• **Short exercise**:
In the court case summary, what did the race stewards do after one of Marquez's horses finished second?

Texas Racing Commission v. Marquez, a recent opinion from the Austin Court of Appeals, involved a horse race where two horses owned by Javier Marquez were inadvertently wearing each other’s saddle cloth numbers. One of the horses suffering from this “wardrobe malfunction” finished second, and the race stewards disqualified both horses and redistributed the race purse.

When the Texas Racing Commission refused to hear Marquez’s appeal of the stewards’ decision, Marquez sued the Texas Racing Commission and its executive director, Charla Ann King.

Marquez won big in the trial court. The trial court declared that Ms. King acted in excess of her statutory authority by refusing Marquez’s appeal, by disqualifying Marquez’s horses, and by redistributing the race purse. The trial court also awarded Marquez his attorneys’ fees under the Uniform Declaratory Judgment Act, and ordered the second place race purse distributed to Marquez. The Racing Commission appealed the decision.

On appeal, the Austin Court of Appeals found that Ms. King did exceed her authority in denying Marquez’s appeal of the stewards’ decision and upheld Marquez’s attorneys’ fees award under the Declaratory Judgment Act. However, the Court of Appeals vacated and dismissed the portion of the trial court’s judgment that awarded the second place race purse to be distributed to Marquez.

• **Information supplied**:
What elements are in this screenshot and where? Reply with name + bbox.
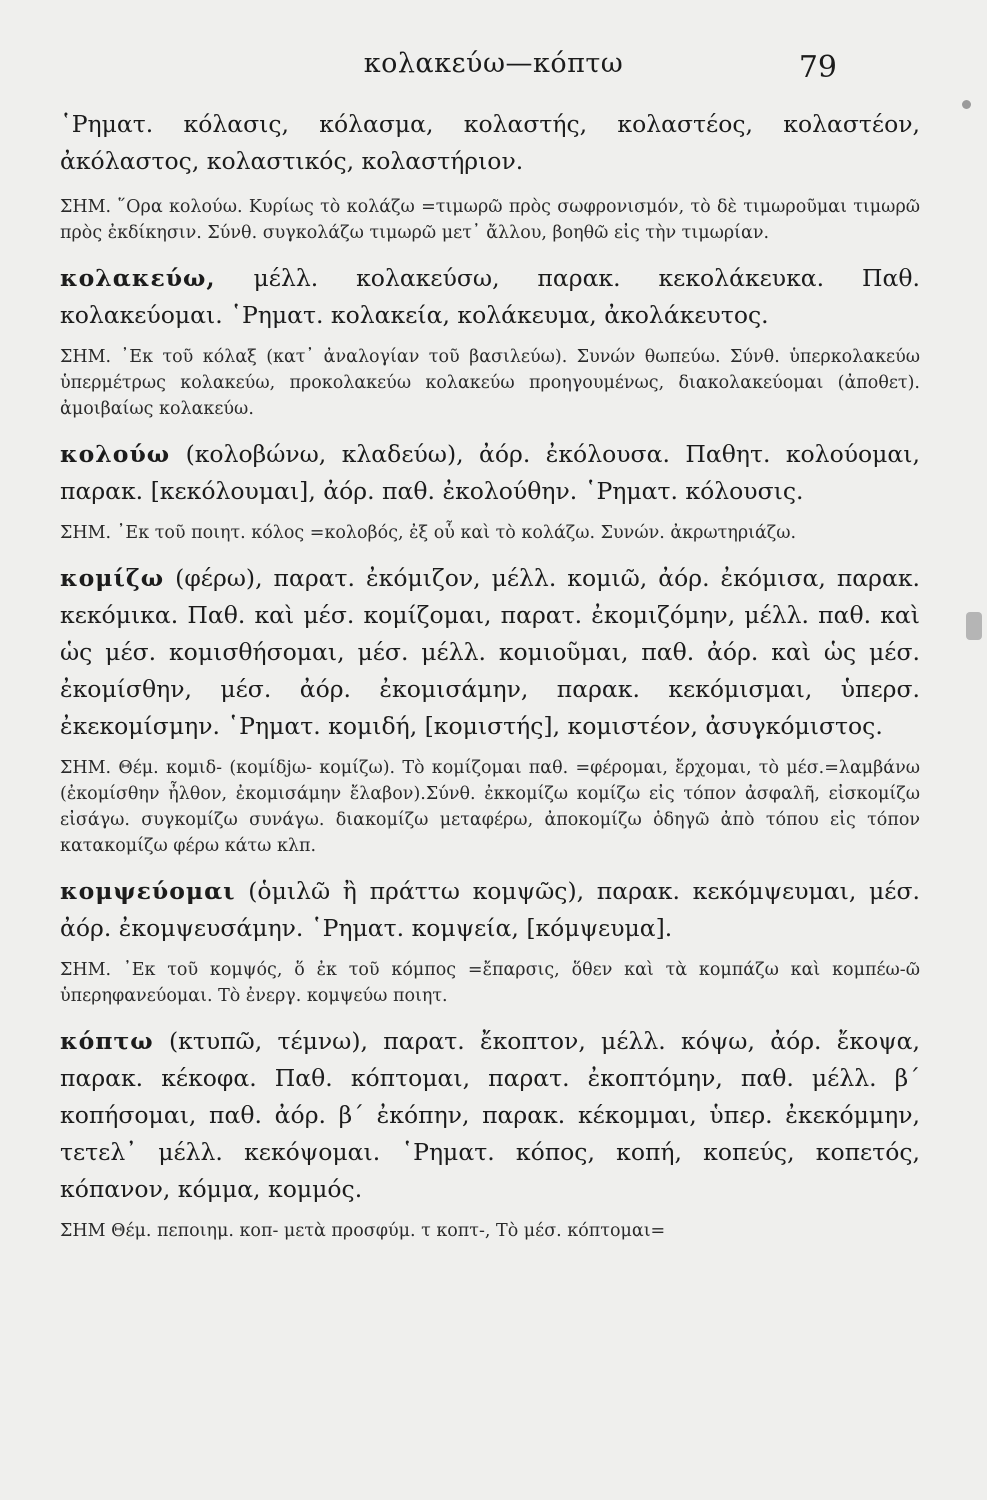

• **Task answer**:
They disqualified both horses and redistributed the race purse.